Reproduce the material exactly, omitting nothing.
===== Provided material
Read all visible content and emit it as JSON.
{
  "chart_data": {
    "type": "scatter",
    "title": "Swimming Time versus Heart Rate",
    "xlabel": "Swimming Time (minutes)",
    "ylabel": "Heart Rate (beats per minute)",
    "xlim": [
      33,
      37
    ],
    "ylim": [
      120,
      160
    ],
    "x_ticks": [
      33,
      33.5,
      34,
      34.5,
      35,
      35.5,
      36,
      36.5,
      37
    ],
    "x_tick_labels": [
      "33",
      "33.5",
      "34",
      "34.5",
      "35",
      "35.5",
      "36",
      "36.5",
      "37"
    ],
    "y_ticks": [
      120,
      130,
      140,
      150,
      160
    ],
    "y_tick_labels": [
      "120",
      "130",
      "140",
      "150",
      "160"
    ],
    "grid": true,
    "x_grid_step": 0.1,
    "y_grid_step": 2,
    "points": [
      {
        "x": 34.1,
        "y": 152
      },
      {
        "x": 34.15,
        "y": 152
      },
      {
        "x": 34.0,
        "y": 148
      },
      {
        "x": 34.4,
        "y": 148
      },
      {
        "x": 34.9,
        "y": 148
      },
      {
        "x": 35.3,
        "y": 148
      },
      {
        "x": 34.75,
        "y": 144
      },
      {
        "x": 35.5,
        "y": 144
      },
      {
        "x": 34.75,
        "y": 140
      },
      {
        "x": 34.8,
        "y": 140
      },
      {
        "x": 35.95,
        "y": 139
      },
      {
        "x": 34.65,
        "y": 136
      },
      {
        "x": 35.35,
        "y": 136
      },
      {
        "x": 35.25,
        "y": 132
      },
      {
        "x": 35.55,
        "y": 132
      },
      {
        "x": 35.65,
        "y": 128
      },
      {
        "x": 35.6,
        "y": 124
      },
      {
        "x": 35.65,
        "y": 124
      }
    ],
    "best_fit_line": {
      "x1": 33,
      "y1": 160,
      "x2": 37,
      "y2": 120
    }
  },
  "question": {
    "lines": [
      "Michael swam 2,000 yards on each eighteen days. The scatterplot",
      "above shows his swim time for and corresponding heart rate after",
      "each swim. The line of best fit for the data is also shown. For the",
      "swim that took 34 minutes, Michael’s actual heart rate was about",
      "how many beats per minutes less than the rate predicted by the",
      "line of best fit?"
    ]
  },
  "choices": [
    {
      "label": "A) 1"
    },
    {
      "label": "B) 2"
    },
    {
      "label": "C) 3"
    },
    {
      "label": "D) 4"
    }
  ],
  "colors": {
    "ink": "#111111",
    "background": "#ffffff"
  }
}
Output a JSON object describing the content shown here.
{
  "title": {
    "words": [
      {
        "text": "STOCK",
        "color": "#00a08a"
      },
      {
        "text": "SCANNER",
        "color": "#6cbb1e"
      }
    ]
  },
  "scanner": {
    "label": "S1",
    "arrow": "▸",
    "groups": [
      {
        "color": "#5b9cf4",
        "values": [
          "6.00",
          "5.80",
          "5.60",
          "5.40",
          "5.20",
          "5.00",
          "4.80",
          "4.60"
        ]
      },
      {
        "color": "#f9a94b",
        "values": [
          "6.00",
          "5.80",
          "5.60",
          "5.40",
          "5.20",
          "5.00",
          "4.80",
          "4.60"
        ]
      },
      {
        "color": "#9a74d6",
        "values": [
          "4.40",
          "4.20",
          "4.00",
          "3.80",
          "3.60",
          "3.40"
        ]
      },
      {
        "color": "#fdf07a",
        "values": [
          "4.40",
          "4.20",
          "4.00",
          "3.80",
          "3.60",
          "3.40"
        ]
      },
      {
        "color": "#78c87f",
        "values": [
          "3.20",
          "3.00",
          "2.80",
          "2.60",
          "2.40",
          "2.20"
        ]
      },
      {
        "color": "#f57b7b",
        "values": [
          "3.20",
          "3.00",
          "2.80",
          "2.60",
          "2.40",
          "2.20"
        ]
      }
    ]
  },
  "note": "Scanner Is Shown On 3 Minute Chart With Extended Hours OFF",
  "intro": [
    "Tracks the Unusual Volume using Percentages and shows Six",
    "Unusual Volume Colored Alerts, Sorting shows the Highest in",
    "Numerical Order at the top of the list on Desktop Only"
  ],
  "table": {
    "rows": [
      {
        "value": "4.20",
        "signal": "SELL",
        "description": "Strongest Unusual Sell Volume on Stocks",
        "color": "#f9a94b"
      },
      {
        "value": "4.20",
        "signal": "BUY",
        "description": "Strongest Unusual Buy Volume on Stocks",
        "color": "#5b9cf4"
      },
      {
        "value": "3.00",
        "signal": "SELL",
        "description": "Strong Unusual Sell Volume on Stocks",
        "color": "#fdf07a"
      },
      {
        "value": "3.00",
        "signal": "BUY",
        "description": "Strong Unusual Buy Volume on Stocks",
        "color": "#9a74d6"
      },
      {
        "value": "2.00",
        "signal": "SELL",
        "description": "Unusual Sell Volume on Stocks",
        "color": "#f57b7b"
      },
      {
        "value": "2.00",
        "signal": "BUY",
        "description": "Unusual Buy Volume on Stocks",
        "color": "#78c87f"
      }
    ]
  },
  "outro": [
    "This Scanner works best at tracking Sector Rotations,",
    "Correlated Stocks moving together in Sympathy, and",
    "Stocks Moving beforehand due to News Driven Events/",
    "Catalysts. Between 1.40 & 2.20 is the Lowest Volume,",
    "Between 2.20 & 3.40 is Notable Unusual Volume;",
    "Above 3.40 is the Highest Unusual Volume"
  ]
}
==========
**Full solution**
Read all visible content and emit it as JSON.
{
  "chart_data": {
    "type": "scatter",
    "title": "Swimming Time versus Heart Rate",
    "xlabel": "Swimming Time (minutes)",
    "ylabel": "Heart Rate (beats per minute)",
    "xlim": [
      33,
      37
    ],
    "ylim": [
      120,
      160
    ],
    "x_ticks": [
      33,
      33.5,
      34,
      34.5,
      35,
      35.5,
      36,
      36.5,
      37
    ],
    "x_tick_labels": [
      "33",
      "33.5",
      "34",
      "34.5",
      "35",
      "35.5",
      "36",
      "36.5",
      "37"
    ],
    "y_ticks": [
      120,
      130,
      140,
      150,
      160
    ],
    "y_tick_labels": [
      "120",
      "130",
      "140",
      "150",
      "160"
    ],
    "grid": true,
    "x_grid_step": 0.1,
    "y_grid_step": 2,
    "points": [
      {
        "x": 34.1,
        "y": 152
      },
      {
        "x": 34.15,
        "y": 152
      },
      {
        "x": 34.0,
        "y": 148
      },
      {
        "x": 34.4,
        "y": 148
      },
      {
        "x": 34.9,
        "y": 148
      },
      {
        "x": 35.3,
        "y": 148
      },
      {
        "x": 34.75,
        "y": 144
      },
      {
        "x": 35.5,
        "y": 144
      },
      {
        "x": 34.75,
        "y": 140
      },
      {
        "x": 34.8,
        "y": 140
      },
      {
        "x": 35.95,
        "y": 139
      },
      {
        "x": 34.65,
        "y": 136
      },
      {
        "x": 35.35,
        "y": 136
      },
      {
        "x": 35.25,
        "y": 132
      },
      {
        "x": 35.55,
        "y": 132
      },
      {
        "x": 35.65,
        "y": 128
      },
      {
        "x": 35.6,
        "y": 124
      },
      {
        "x": 35.65,
        "y": 124
      }
    ],
    "best_fit_line": {
      "x1": 33,
      "y1": 160,
      "x2": 37,
      "y2": 120
    }
  },
  "question": {
    "lines": [
      "Michael swam 2,000 yards on each eighteen days. The scatterplot",
      "above shows his swim time for and corresponding heart rate after",
      "each swim. The line of best fit for the data is also shown. For the",
      "swim that took 34 minutes, Michael’s actual heart rate was about",
      "how many beats per minutes less than the rate predicted by the",
      "line of best fit?"
    ]
  },
  "choices": [
    {
      "label": "A) 1"
    },
    {
      "label": "B) 2"
    },
    {
      "label": "C) 3"
    },
    {
      "label": "D) 4"
    }
  ],
  "colors": {
    "ink": "#111111",
    "background": "#ffffff"
  }
}
Output a JSON object describing the content shown here.
{
  "title": {
    "words": [
      {
        "text": "STOCK",
        "color": "#00a08a"
      },
      {
        "text": "SCANNER",
        "color": "#6cbb1e"
      }
    ]
  },
  "scanner": {
    "label": "S1",
    "arrow": "▸",
    "groups": [
      {
        "color": "#5b9cf4",
        "values": [
          "6.00",
          "5.80",
          "5.60",
          "5.40",
          "5.20",
          "5.00",
          "4.80",
          "4.60"
        ]
      },
      {
        "color": "#f9a94b",
        "values": [
          "6.00",
          "5.80",
          "5.60",
          "5.40",
          "5.20",
          "5.00",
          "4.80",
          "4.60"
        ]
      },
      {
        "color": "#9a74d6",
        "values": [
          "4.40",
          "4.20",
          "4.00",
          "3.80",
          "3.60",
          "3.40"
        ]
      },
      {
        "color": "#fdf07a",
        "values": [
          "4.40",
          "4.20",
          "4.00",
          "3.80",
          "3.60",
          "3.40"
        ]
      },
      {
        "color": "#78c87f",
        "values": [
          "3.20",
          "3.00",
          "2.80",
          "2.60",
          "2.40",
          "2.20"
        ]
      },
      {
        "color": "#f57b7b",
        "values": [
          "3.20",
          "3.00",
          "2.80",
          "2.60",
          "2.40",
          "2.20"
        ]
      }
    ]
  },
  "note": "Scanner Is Shown On 3 Minute Chart With Extended Hours OFF",
  "intro": [
    "Tracks the Unusual Volume using Percentages and shows Six",
    "Unusual Volume Colored Alerts, Sorting shows the Highest in",
    "Numerical Order at the top of the list on Desktop Only"
  ],
  "table": {
    "rows": [
      {
        "value": "4.20",
        "signal": "SELL",
        "description": "Strongest Unusual Sell Volume on Stocks",
        "color": "#f9a94b"
      },
      {
        "value": "4.20",
        "signal": "BUY",
        "description": "Strongest Unusual Buy Volume on Stocks",
        "color": "#5b9cf4"
      },
      {
        "value": "3.00",
        "signal": "SELL",
        "description": "Strong Unusual Sell Volume on Stocks",
        "color": "#fdf07a"
      },
      {
        "value": "3.00",
        "signal": "BUY",
        "description": "Strong Unusual Buy Volume on Stocks",
        "color": "#9a74d6"
      },
      {
        "value": "2.00",
        "signal": "SELL",
        "description": "Unusual Sell Volume on Stocks",
        "color": "#f57b7b"
      },
      {
        "value": "2.00",
        "signal": "BUY",
        "description": "Unusual Buy Volume on Stocks",
        "color": "#78c87f"
      }
    ]
  },
  "outro": [
    "This Scanner works best at tracking Sector Rotations,",
    "Correlated Stocks moving together in Sympathy, and",
    "Stocks Moving beforehand due to News Driven Events/",
    "Catalysts. Between 1.40 & 2.20 is the Lowest Volume,",
    "Between 2.20 & 3.40 is Notable Unusual Volume;",
    "Above 3.40 is the Highest Unusual Volume"
  ]
}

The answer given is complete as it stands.